▶ [GIVEN INSTRUCTION]:
Read through the data and report every line in which the word "nicht" occurs.

▶ [DATASET ENTRIES]:

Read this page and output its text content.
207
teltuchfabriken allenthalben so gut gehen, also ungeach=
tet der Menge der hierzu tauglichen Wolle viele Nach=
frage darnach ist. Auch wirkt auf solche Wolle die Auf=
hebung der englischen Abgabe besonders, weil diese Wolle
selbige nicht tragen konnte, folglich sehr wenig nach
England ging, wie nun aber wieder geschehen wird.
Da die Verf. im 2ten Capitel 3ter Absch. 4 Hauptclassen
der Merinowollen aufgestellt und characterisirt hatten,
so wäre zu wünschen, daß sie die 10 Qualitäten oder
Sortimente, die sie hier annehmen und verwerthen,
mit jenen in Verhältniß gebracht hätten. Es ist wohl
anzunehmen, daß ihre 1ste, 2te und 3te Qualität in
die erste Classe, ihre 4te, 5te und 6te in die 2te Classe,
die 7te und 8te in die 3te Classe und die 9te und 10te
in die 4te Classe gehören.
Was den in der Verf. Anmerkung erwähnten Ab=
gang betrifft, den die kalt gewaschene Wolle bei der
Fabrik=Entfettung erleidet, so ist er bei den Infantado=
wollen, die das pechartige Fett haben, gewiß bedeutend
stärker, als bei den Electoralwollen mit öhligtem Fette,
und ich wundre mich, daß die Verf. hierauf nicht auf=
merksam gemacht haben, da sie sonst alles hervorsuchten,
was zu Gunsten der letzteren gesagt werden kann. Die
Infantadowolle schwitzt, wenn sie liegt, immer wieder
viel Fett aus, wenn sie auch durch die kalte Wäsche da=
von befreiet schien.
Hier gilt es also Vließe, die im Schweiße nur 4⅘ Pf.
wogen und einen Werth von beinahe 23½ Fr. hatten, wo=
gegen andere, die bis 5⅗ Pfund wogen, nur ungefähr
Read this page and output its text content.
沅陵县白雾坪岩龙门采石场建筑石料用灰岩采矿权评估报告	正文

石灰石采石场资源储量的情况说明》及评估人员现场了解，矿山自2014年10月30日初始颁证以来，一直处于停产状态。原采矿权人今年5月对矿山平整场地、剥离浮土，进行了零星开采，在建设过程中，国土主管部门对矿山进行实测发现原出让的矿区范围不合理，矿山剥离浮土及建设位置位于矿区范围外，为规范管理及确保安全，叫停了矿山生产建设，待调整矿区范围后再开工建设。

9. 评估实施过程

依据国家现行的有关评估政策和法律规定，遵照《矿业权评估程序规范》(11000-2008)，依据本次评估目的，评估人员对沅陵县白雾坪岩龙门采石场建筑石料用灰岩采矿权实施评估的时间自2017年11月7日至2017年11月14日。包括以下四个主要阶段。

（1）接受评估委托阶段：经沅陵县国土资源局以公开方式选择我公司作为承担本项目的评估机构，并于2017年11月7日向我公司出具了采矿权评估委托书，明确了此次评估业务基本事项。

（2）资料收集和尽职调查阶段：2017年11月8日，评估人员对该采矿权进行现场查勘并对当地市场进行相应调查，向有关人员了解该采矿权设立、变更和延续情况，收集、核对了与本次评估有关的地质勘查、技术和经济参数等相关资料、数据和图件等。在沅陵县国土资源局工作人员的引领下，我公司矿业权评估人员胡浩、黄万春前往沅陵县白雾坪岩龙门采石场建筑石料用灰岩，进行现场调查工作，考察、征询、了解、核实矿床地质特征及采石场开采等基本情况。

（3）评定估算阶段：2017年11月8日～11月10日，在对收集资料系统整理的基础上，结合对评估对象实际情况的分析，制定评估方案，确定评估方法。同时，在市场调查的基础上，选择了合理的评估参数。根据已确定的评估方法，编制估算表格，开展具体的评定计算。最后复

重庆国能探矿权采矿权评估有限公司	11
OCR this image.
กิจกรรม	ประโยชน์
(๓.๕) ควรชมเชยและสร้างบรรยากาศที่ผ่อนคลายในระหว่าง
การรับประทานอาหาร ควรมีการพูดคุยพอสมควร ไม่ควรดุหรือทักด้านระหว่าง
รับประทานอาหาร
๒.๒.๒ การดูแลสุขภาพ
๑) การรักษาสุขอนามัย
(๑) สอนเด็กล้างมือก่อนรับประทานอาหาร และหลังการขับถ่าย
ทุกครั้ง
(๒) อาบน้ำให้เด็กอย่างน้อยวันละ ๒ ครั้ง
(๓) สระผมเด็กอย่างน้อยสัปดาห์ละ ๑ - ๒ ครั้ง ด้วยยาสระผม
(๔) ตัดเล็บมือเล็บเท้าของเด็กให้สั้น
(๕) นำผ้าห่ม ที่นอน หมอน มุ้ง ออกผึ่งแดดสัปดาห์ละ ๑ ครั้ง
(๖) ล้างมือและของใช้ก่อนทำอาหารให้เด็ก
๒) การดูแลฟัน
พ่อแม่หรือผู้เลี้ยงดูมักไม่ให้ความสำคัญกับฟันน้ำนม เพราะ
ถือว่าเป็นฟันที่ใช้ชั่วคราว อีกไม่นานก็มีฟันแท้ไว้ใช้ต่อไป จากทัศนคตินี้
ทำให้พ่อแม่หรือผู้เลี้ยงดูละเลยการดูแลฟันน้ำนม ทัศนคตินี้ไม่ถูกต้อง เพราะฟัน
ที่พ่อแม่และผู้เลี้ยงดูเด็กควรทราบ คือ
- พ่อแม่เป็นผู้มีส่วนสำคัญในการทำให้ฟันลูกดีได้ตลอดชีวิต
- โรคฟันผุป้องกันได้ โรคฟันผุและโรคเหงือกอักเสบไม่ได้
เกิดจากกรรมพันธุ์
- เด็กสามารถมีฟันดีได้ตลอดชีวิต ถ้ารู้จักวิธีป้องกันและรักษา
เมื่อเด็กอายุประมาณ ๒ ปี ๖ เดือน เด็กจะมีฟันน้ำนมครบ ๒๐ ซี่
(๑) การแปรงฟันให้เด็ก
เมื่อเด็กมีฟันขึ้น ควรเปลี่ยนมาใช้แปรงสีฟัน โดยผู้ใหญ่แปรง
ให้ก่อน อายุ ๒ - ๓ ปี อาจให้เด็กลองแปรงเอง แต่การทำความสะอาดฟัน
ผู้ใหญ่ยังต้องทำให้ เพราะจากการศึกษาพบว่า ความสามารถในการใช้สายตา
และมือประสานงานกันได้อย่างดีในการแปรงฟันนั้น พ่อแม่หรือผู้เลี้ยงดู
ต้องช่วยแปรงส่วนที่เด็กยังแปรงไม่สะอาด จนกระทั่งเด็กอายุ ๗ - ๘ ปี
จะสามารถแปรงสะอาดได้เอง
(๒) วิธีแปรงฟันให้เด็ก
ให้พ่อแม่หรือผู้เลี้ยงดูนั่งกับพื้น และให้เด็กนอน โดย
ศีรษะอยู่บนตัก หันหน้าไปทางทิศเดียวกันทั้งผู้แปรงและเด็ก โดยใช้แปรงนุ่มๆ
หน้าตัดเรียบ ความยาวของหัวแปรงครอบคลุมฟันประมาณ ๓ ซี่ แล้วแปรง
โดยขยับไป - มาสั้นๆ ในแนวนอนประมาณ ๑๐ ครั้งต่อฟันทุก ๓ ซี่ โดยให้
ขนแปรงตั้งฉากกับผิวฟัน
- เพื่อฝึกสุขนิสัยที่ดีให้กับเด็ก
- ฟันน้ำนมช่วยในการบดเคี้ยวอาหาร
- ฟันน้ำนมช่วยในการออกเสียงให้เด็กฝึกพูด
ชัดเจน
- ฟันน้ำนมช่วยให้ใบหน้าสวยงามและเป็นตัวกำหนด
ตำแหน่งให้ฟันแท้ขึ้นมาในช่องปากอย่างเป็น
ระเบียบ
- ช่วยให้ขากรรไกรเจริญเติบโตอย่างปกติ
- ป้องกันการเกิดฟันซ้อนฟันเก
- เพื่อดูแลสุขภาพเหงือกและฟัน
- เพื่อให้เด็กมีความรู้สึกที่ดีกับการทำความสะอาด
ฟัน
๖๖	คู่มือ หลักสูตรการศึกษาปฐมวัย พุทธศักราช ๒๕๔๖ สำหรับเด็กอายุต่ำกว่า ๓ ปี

▶ [SOLUTION TO THE EXERCISE]:
selbige nicht tragen konnte, folglich sehr wenig nach
und ich wundre mich, daß die Verf. hierauf nicht auf=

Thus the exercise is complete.